### [What this task involves]
Drop the images; return everything else in the listing below exactly.

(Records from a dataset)
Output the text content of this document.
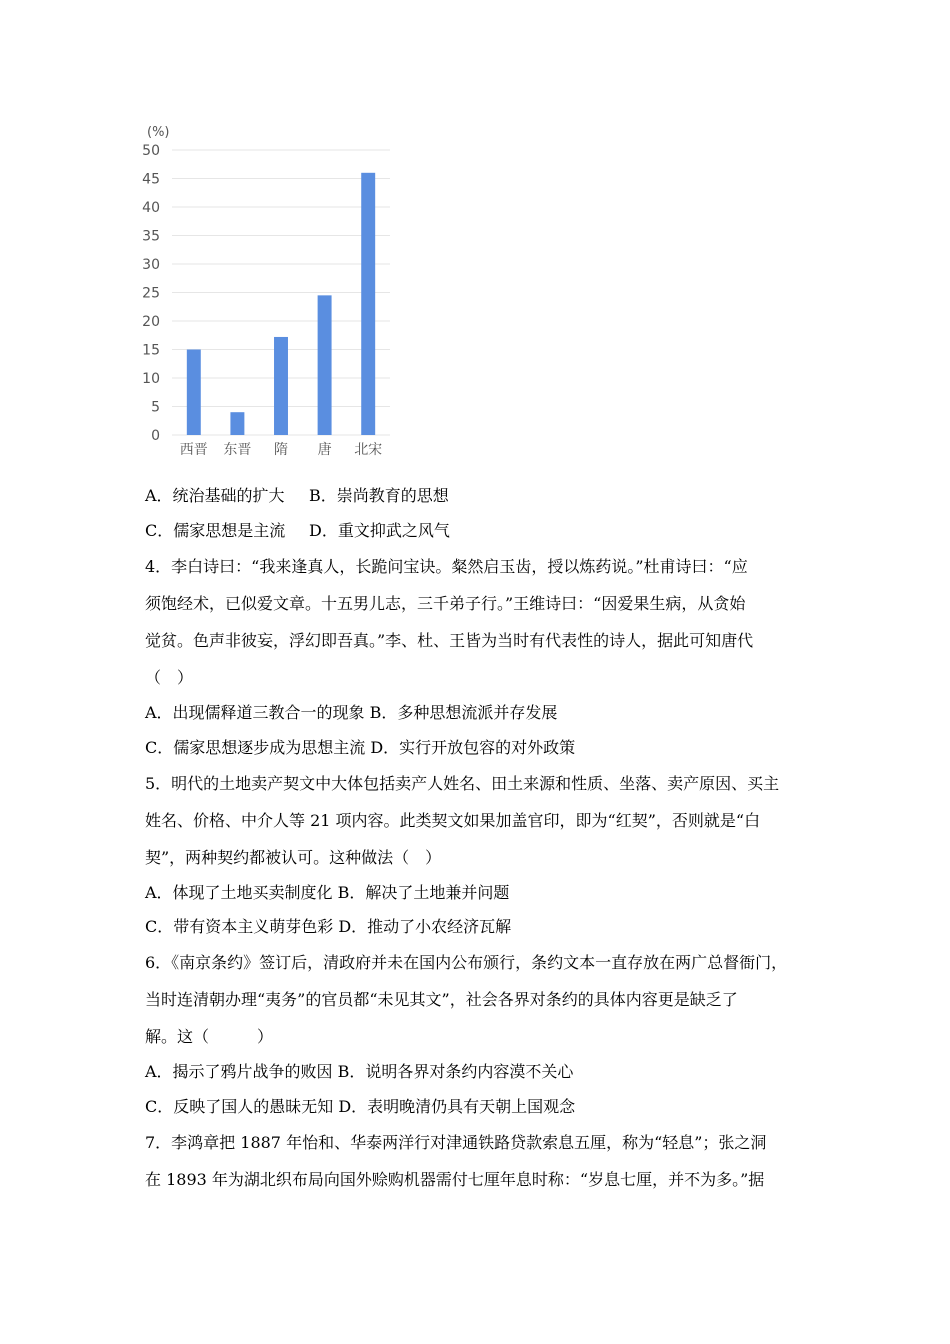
(%)
0
5
10
15
20
25
30
35
40
45
50
西晋 东晋 隋 唐 北宋
A．统治基础的扩大 B．崇尚教育的思想
C．儒家思想是主流 D．重文抑武之风气
4．李白诗曰：“我来逢真人，长跪问宝诀。粲然启玉齿，授以炼药说。”杜甫诗曰：“应
须饱经术，已似爱文章。十五男儿志，三千弟子行。”王维诗曰：“因爱果生病，从贪始
觉贫。色声非彼妄，浮幻即吾真。”李、杜、王皆为当时有代表性的诗人，据此可知唐代
（　）
A．出现儒释道三教合一的现象 B．多种思想流派并存发展
C．儒家思想逐步成为思想主流 D．实行开放包容的对外政策
5．明代的土地卖产契文中大体包括卖产人姓名、田土来源和性质、坐落、卖产原因、买主
姓名、价格、中介人等 21 项内容。此类契文如果加盖官印，即为“红契”，否则就是“白
契”，两种契约都被认可。这种做法（　）
A．体现了土地买卖制度化 B．解决了土地兼并问题
C．带有资本主义萌芽色彩 D．推动了小农经济瓦解
6．《南京条约》签订后，清政府并未在国内公布颁行，条约文本一直存放在两广总督衙门，
当时连清朝办理“夷务”的官员都“未见其文”，社会各界对条约的具体内容更是缺乏了
解。这（　　　）
A．揭示了鸦片战争的败因 B．说明各界对条约内容漠不关心
C．反映了国人的愚昧无知 D．表明晚清仍具有天朝上国观念
7．李鸿章把 1887 年怡和、华泰两洋行对津通铁路贷款索息五厘，称为“轻息”；张之洞
在 1893 年为湖北织布局向国外赊购机器需付七厘年息时称：“岁息七厘，并不为多。”据
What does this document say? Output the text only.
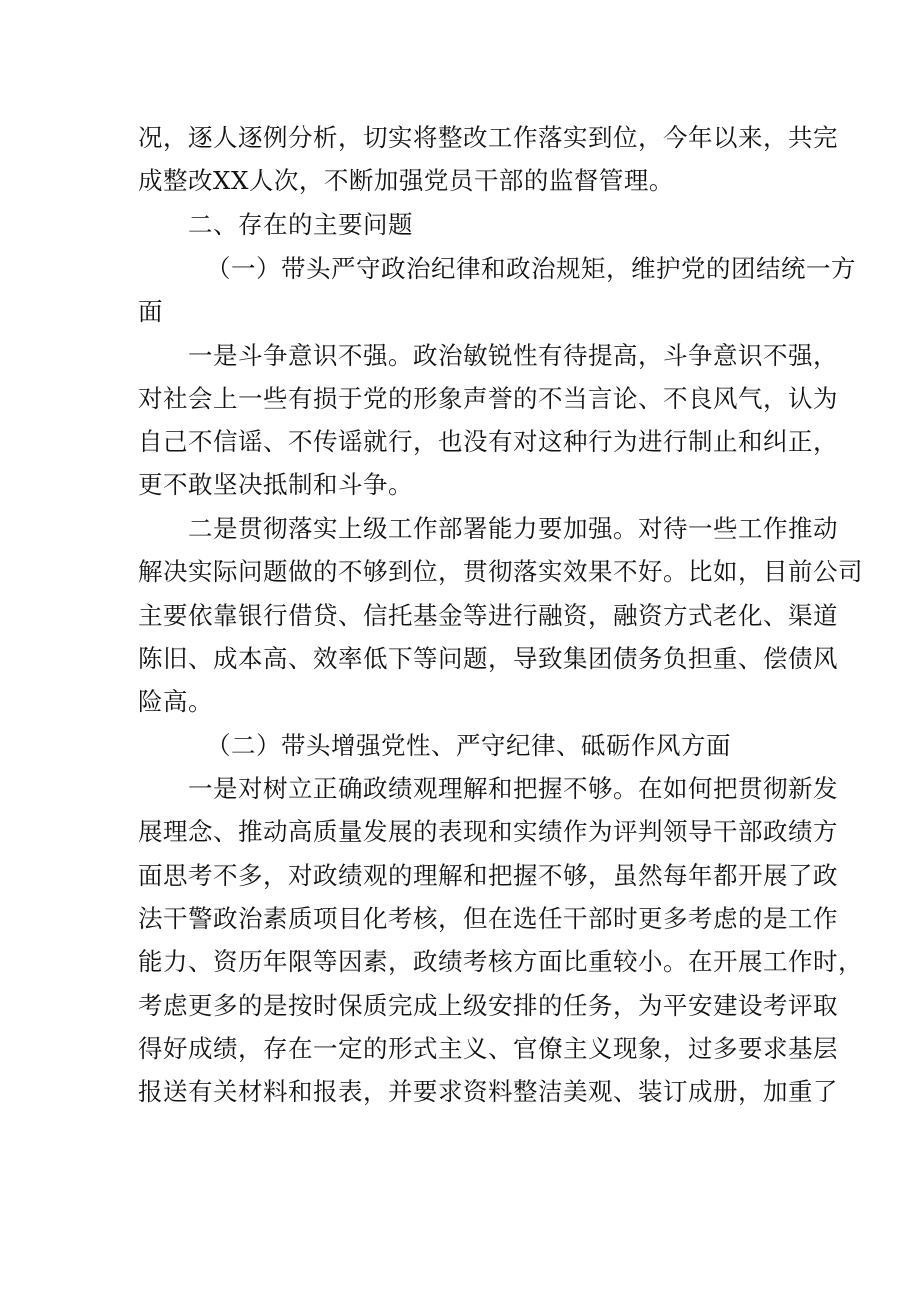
况，逐人逐例分析，切实将整改工作落实到位，今年以来，共完
成整改XX人次，不断加强党员干部的监督管理。
二、存在的主要问题
（一）带头严守政治纪律和政治规矩，维护党的团结统一方
面
一是斗争意识不强。政治敏锐性有待提高，斗争意识不强，
对社会上一些有损于党的形象声誉的不当言论、不良风气，认为
自己不信谣、不传谣就行，也没有对这种行为进行制止和纠正，
更不敢坚决抵制和斗争。
二是贯彻落实上级工作部署能力要加强。对待一些工作推动
解决实际问题做的不够到位，贯彻落实效果不好。比如，目前公司
主要依靠银行借贷、信托基金等进行融资，融资方式老化、渠道
陈旧、成本高、效率低下等问题，导致集团债务负担重、偿债风
险高。
（二）带头增强党性、严守纪律、砥砺作风方面
一是对树立正确政绩观理解和把握不够。在如何把贯彻新发
展理念、推动高质量发展的表现和实绩作为评判领导干部政绩方
面思考不多，对政绩观的理解和把握不够，虽然每年都开展了政
法干警政治素质项目化考核，但在选任干部时更多考虑的是工作
能力、资历年限等因素，政绩考核方面比重较小。在开展工作时，
考虑更多的是按时保质完成上级安排的任务，为平安建设考评取
得好成绩，存在一定的形式主义、官僚主义现象，过多要求基层
报送有关材料和报表，并要求资料整洁美观、装订成册，加重了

### [Finished answer]
Output the text content of this document.
(%)
0
5
10
15
20
25
30
35
40
45
50
西晋 东晋 隋 唐 北宋
A．统治基础的扩大 B．崇尚教育的思想
C．儒家思想是主流 D．重文抑武之风气
4．李白诗曰：“我来逢真人，长跪问宝诀。粲然启玉齿，授以炼药说。”杜甫诗曰：“应
须饱经术，已似爱文章。十五男儿志，三千弟子行。”王维诗曰：“因爱果生病，从贪始
觉贫。色声非彼妄，浮幻即吾真。”李、杜、王皆为当时有代表性的诗人，据此可知唐代
（　）
A．出现儒释道三教合一的现象 B．多种思想流派并存发展
C．儒家思想逐步成为思想主流 D．实行开放包容的对外政策
5．明代的土地卖产契文中大体包括卖产人姓名、田土来源和性质、坐落、卖产原因、买主
姓名、价格、中介人等 21 项内容。此类契文如果加盖官印，即为“红契”，否则就是“白
契”，两种契约都被认可。这种做法（　）
A．体现了土地买卖制度化 B．解决了土地兼并问题
C．带有资本主义萌芽色彩 D．推动了小农经济瓦解
6．《南京条约》签订后，清政府并未在国内公布颁行，条约文本一直存放在两广总督衙门，
当时连清朝办理“夷务”的官员都“未见其文”，社会各界对条约的具体内容更是缺乏了
解。这（　　　）
A．揭示了鸦片战争的败因 B．说明各界对条约内容漠不关心
C．反映了国人的愚昧无知 D．表明晚清仍具有天朝上国观念
7．李鸿章把 1887 年怡和、华泰两洋行对津通铁路贷款索息五厘，称为“轻息”；张之洞
在 1893 年为湖北织布局向国外赊购机器需付七厘年息时称：“岁息七厘，并不为多。”据
What does this document say? Output the text only.
况，逐人逐例分析，切实将整改工作落实到位，今年以来，共完
成整改XX人次，不断加强党员干部的监督管理。
二、存在的主要问题
（一）带头严守政治纪律和政治规矩，维护党的团结统一方
面
一是斗争意识不强。政治敏锐性有待提高，斗争意识不强，
对社会上一些有损于党的形象声誉的不当言论、不良风气，认为
自己不信谣、不传谣就行，也没有对这种行为进行制止和纠正，
更不敢坚决抵制和斗争。
二是贯彻落实上级工作部署能力要加强。对待一些工作推动
解决实际问题做的不够到位，贯彻落实效果不好。比如，目前公司
主要依靠银行借贷、信托基金等进行融资，融资方式老化、渠道
陈旧、成本高、效率低下等问题，导致集团债务负担重、偿债风
险高。
（二）带头增强党性、严守纪律、砥砺作风方面
一是对树立正确政绩观理解和把握不够。在如何把贯彻新发
展理念、推动高质量发展的表现和实绩作为评判领导干部政绩方
面思考不多，对政绩观的理解和把握不够，虽然每年都开展了政
法干警政治素质项目化考核，但在选任干部时更多考虑的是工作
能力、资历年限等因素，政绩考核方面比重较小。在开展工作时，
考虑更多的是按时保质完成上级安排的任务，为平安建设考评取
得好成绩，存在一定的形式主义、官僚主义现象，过多要求基层
报送有关材料和报表，并要求资料整洁美观、装订成册，加重了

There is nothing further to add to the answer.